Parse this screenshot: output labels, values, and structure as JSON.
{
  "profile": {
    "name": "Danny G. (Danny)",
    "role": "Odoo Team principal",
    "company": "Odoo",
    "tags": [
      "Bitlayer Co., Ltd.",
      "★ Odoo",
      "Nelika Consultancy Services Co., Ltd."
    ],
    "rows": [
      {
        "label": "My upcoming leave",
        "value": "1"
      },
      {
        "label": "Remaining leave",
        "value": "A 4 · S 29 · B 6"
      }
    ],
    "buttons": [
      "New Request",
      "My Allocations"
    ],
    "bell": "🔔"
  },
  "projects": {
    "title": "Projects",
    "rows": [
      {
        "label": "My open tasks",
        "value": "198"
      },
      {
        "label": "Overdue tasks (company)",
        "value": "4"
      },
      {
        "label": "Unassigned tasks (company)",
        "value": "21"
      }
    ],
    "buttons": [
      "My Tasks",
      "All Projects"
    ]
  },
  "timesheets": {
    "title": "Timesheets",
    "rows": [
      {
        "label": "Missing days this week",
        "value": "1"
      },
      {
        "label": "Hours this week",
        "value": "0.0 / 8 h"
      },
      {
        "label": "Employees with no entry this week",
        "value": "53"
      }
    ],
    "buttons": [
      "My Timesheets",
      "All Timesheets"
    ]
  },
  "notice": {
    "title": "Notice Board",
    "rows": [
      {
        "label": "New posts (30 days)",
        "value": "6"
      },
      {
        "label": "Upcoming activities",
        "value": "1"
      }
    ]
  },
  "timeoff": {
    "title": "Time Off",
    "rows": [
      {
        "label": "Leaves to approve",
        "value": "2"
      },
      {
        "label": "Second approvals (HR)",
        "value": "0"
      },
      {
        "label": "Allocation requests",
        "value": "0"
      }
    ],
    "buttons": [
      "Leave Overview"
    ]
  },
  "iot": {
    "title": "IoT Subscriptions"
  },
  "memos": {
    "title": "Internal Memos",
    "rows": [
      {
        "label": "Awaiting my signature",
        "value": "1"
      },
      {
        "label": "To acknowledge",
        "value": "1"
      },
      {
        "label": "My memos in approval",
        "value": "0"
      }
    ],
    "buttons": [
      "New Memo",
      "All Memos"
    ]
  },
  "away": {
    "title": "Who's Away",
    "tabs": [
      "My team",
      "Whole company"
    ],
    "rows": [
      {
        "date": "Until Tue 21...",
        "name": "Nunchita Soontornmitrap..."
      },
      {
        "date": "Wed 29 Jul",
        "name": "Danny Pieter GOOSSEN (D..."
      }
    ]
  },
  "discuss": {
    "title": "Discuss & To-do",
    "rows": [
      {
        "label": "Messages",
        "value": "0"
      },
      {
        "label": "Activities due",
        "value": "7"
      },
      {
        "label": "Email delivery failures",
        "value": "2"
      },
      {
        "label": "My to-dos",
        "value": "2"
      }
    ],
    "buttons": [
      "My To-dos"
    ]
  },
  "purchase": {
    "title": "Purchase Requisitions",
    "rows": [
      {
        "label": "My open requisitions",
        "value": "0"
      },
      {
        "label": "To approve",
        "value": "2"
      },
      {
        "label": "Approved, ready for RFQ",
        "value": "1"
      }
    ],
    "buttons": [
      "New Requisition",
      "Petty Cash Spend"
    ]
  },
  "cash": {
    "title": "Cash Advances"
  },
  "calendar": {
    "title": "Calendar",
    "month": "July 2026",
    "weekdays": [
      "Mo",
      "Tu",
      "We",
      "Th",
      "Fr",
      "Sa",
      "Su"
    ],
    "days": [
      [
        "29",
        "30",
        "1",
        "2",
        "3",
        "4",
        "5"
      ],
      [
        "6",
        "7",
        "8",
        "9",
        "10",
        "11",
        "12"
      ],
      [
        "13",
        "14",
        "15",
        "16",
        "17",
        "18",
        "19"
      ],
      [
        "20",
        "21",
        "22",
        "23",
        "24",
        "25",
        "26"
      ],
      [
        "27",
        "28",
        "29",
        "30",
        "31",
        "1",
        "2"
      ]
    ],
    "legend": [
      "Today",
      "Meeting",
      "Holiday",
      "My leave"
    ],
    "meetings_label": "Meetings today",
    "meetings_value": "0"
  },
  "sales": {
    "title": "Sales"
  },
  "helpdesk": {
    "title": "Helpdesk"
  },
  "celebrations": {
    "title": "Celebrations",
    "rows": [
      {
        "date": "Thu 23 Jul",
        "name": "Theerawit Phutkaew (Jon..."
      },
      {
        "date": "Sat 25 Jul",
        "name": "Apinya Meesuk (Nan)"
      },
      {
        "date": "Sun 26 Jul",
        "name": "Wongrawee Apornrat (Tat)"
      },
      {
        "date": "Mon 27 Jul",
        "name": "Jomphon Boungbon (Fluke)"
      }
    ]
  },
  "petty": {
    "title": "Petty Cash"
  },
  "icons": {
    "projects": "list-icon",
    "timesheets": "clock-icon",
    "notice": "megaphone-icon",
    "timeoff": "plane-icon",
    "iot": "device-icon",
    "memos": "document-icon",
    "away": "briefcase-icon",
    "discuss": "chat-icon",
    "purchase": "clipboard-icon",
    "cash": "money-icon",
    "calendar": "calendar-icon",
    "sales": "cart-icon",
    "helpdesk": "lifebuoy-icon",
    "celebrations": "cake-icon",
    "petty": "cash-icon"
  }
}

Exercise task – Go through the records above and retype each one exactly.

Solution for this task –
Parse this screenshot: output labels, values, and structure as JSON.
{
  "profile": {
    "name": "Danny G. (Danny)",
    "role": "Odoo Team principal",
    "company": "Odoo",
    "tags": [
      "Bitlayer Co., Ltd.",
      "★ Odoo",
      "Nelika Consultancy Services Co., Ltd."
    ],
    "rows": [
      {
        "label": "My upcoming leave",
        "value": "1"
      },
      {
        "label": "Remaining leave",
        "value": "A 4 · S 29 · B 6"
      }
    ],
    "buttons": [
      "New Request",
      "My Allocations"
    ],
    "bell": "🔔"
  },
  "projects": {
    "title": "Projects",
    "rows": [
      {
        "label": "My open tasks",
        "value": "198"
      },
      {
        "label": "Overdue tasks (company)",
        "value": "4"
      },
      {
        "label": "Unassigned tasks (company)",
        "value": "21"
      }
    ],
    "buttons": [
      "My Tasks",
      "All Projects"
    ]
  },
  "timesheets": {
    "title": "Timesheets",
    "rows": [
      {
        "label": "Missing days this week",
        "value": "1"
      },
      {
        "label": "Hours this week",
        "value": "0.0 / 8 h"
      },
      {
        "label": "Employees with no entry this week",
        "value": "53"
      }
    ],
    "buttons": [
      "My Timesheets",
      "All Timesheets"
    ]
  },
  "notice": {
    "title": "Notice Board",
    "rows": [
      {
        "label": "New posts (30 days)",
        "value": "6"
      },
      {
        "label": "Upcoming activities",
        "value": "1"
      }
    ]
  },
  "timeoff": {
    "title": "Time Off",
    "rows": [
      {
        "label": "Leaves to approve",
        "value": "2"
      },
      {
        "label": "Second approvals (HR)",
        "value": "0"
      },
      {
        "label": "Allocation requests",
        "value": "0"
      }
    ],
    "buttons": [
      "Leave Overview"
    ]
  },
  "iot": {
    "title": "IoT Subscriptions"
  },
  "memos": {
    "title": "Internal Memos",
    "rows": [
      {
        "label": "Awaiting my signature",
        "value": "1"
      },
      {
        "label": "To acknowledge",
        "value": "1"
      },
      {
        "label": "My memos in approval",
        "value": "0"
      }
    ],
    "buttons": [
      "New Memo",
      "All Memos"
    ]
  },
  "away": {
    "title": "Who's Away",
    "tabs": [
      "My team",
      "Whole company"
    ],
    "rows": [
      {
        "date": "Until Tue 21...",
        "name": "Nunchita Soontornmitrap..."
      },
      {
        "date": "Wed 29 Jul",
        "name": "Danny Pieter GOOSSEN (D..."
      }
    ]
  },
  "discuss": {
    "title": "Discuss & To-do",
    "rows": [
      {
        "label": "Messages",
        "value": "0"
      },
      {
        "label": "Activities due",
        "value": "7"
      },
      {
        "label": "Email delivery failures",
        "value": "2"
      },
      {
        "label": "My to-dos",
        "value": "2"
      }
    ],
    "buttons": [
      "My To-dos"
    ]
  },
  "purchase": {
    "title": "Purchase Requisitions",
    "rows": [
      {
        "label": "My open requisitions",
        "value": "0"
      },
      {
        "label": "To approve",
        "value": "2"
      },
      {
        "label": "Approved, ready for RFQ",
        "value": "1"
      }
    ],
    "buttons": [
      "New Requisition",
      "Petty Cash Spend"
    ]
  },
  "cash": {
    "title": "Cash Advances"
  },
  "calendar": {
    "title": "Calendar",
    "month": "July 2026",
    "weekdays": [
      "Mo",
      "Tu",
      "We",
      "Th",
      "Fr",
      "Sa",
      "Su"
    ],
    "days": [
      [
        "29",
        "30",
        "1",
        "2",
        "3",
        "4",
        "5"
      ],
      [
        "6",
        "7",
        "8",
        "9",
        "10",
        "11",
        "12"
      ],
      [
        "13",
        "14",
        "15",
        "16",
        "17",
        "18",
        "19"
      ],
      [
        "20",
        "21",
        "22",
        "23",
        "24",
        "25",
        "26"
      ],
      [
        "27",
        "28",
        "29",
        "30",
        "31",
        "1",
        "2"
      ]
    ],
    "legend": [
      "Today",
      "Meeting",
      "Holiday",
      "My leave"
    ],
    "meetings_label": "Meetings today",
    "meetings_value": "0"
  },
  "sales": {
    "title": "Sales"
  },
  "helpdesk": {
    "title": "Helpdesk"
  },
  "celebrations": {
    "title": "Celebrations",
    "rows": [
      {
        "date": "Thu 23 Jul",
        "name": "Theerawit Phutkaew (Jon..."
      },
      {
        "date": "Sat 25 Jul",
        "name": "Apinya Meesuk (Nan)"
      },
      {
        "date": "Sun 26 Jul",
        "name": "Wongrawee Apornrat (Tat)"
      },
      {
        "date": "Mon 27 Jul",
        "name": "Jomphon Boungbon (Fluke)"
      }
    ]
  },
  "petty": {
    "title": "Petty Cash"
  },
  "icons": {
    "projects": "list-icon",
    "timesheets": "clock-icon",
    "notice": "megaphone-icon",
    "timeoff": "plane-icon",
    "iot": "device-icon",
    "memos": "document-icon",
    "away": "briefcase-icon",
    "discuss": "chat-icon",
    "purchase": "clipboard-icon",
    "cash": "money-icon",
    "calendar": "calendar-icon",
    "sales": "cart-icon",
    "helpdesk": "lifebuoy-icon",
    "celebrations": "cake-icon",
    "petty": "cash-icon"
  }
}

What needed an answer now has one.